Short problem:
Make an exact copy of the records, dropping all pictures.

------------

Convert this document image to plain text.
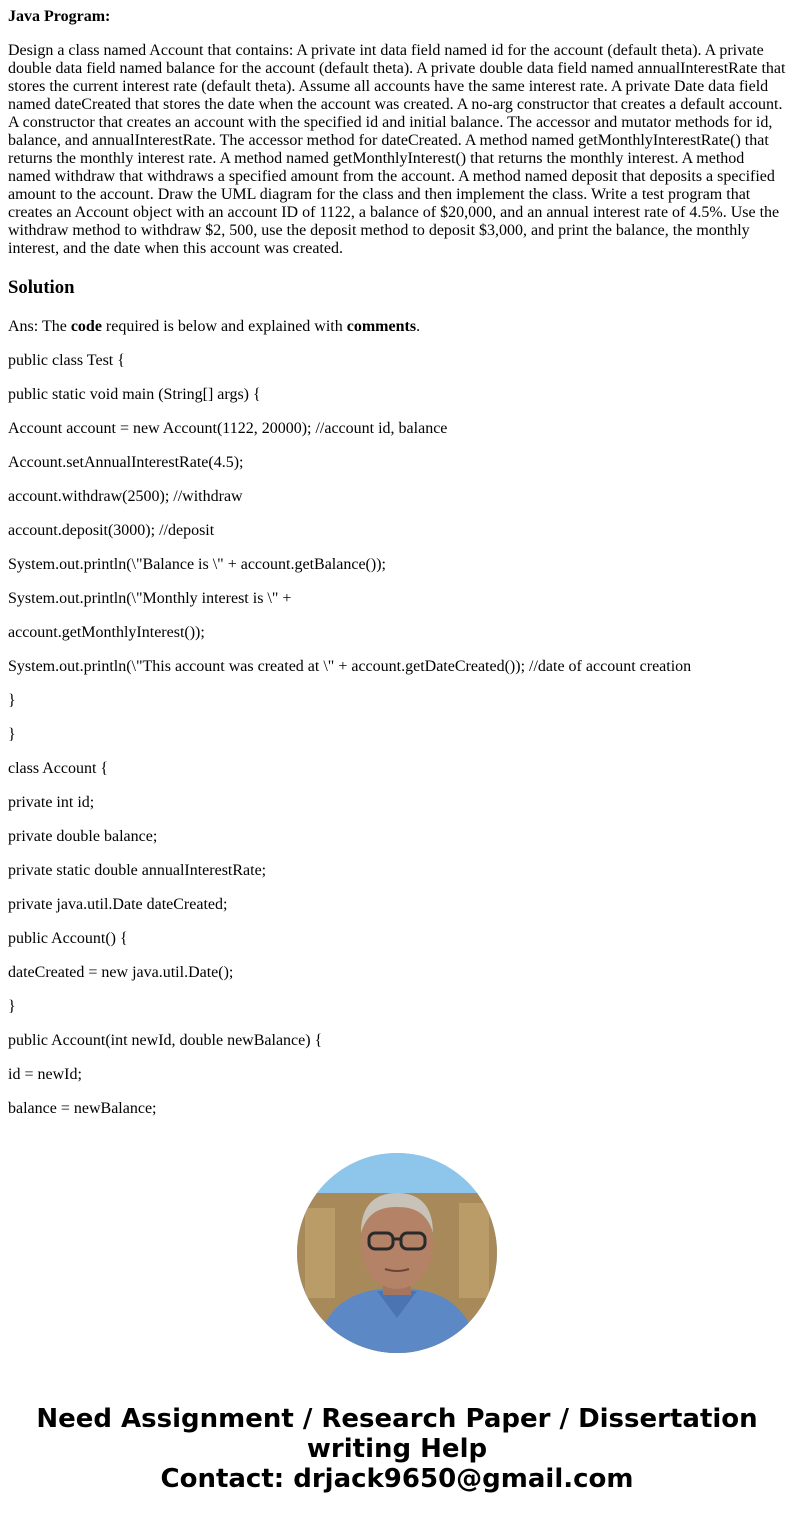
Java Program:

Design a class named Account that contains: A private int data field named id for the account (default theta). A private double data field named balance for the account (default theta). A private double data field named annualInterestRate that stores the current interest rate (default theta). Assume all accounts have the same interest rate. A private Date data field named dateCreated that stores the date when the account was created. A no-arg constructor that creates a default account. A constructor that creates an account with the specified id and initial balance. The accessor and mutator methods for id, balance, and annualInterestRate. The accessor method for dateCreated. A method named getMonthlyInterestRate() that returns the monthly interest rate. A method named getMonthlyInterest() that returns the monthly interest. A method named withdraw that withdraws a specified amount from the account. A method named deposit that deposits a specified amount to the account. Draw the UML diagram for the class and then implement the class. Write a test program that creates an Account object with an account ID of 1122, a balance of $20,000, and an annual interest rate of 4.5%. Use the withdraw method to withdraw $2, 500, use the deposit method to deposit $3,000, and print the balance, the monthly interest, and the date when this account was created.

Solution

Ans: The code required is below and explained with comments.

public class Test {

public static void main (String[] args) {

Account account = new Account(1122, 20000); //account id, balance

Account.setAnnualInterestRate(4.5);

account.withdraw(2500); //withdraw

account.deposit(3000); //deposit

System.out.println(\"Balance is \" + account.getBalance());

System.out.println(\"Monthly interest is \" +

account.getMonthlyInterest());

System.out.println(\"This account was created at \" + account.getDateCreated()); //date of account creation

}

}

class Account {

private int id;

private double balance;

private static double annualInterestRate;

private java.util.Date dateCreated;

public Account() {

dateCreated = new java.util.Date();

}

public Account(int newId, double newBalance) {

id = newId;

balance = newBalance;

Need Assignment / Research Paper / Dissertation
writing Help
Contact: drjack9650@gmail.com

------------

Written solution:
Convert this document image to plain text.
Java Program:

Design a class named Account that contains: A private int data field named id for the account (default theta). A private double data field named balance for the account (default theta). A private double data field named annualInterestRate that stores the current interest rate (default theta). Assume all accounts have the same interest rate. A private Date data field named dateCreated that stores the date when the account was created. A no-arg constructor that creates a default account. A constructor that creates an account with the specified id and initial balance. The accessor and mutator methods for id, balance, and annualInterestRate. The accessor method for dateCreated. A method named getMonthlyInterestRate() that returns the monthly interest rate. A method named getMonthlyInterest() that returns the monthly interest. A method named withdraw that withdraws a specified amount from the account. A method named deposit that deposits a specified amount to the account. Draw the UML diagram for the class and then implement the class. Write a test program that creates an Account object with an account ID of 1122, a balance of $20,000, and an annual interest rate of 4.5%. Use the withdraw method to withdraw $2, 500, use the deposit method to deposit $3,000, and print the balance, the monthly interest, and the date when this account was created.

Solution

Ans: The code required is below and explained with comments.

public class Test {

public static void main (String[] args) {

Account account = new Account(1122, 20000); //account id, balance

Account.setAnnualInterestRate(4.5);

account.withdraw(2500); //withdraw

account.deposit(3000); //deposit

System.out.println(\"Balance is \" + account.getBalance());

System.out.println(\"Monthly interest is \" +

account.getMonthlyInterest());

System.out.println(\"This account was created at \" + account.getDateCreated()); //date of account creation

}

}

class Account {

private int id;

private double balance;

private static double annualInterestRate;

private java.util.Date dateCreated;

public Account() {

dateCreated = new java.util.Date();

}

public Account(int newId, double newBalance) {

id = newId;

balance = newBalance;

Need Assignment / Research Paper / Dissertation
writing Help
Contact: drjack9650@gmail.com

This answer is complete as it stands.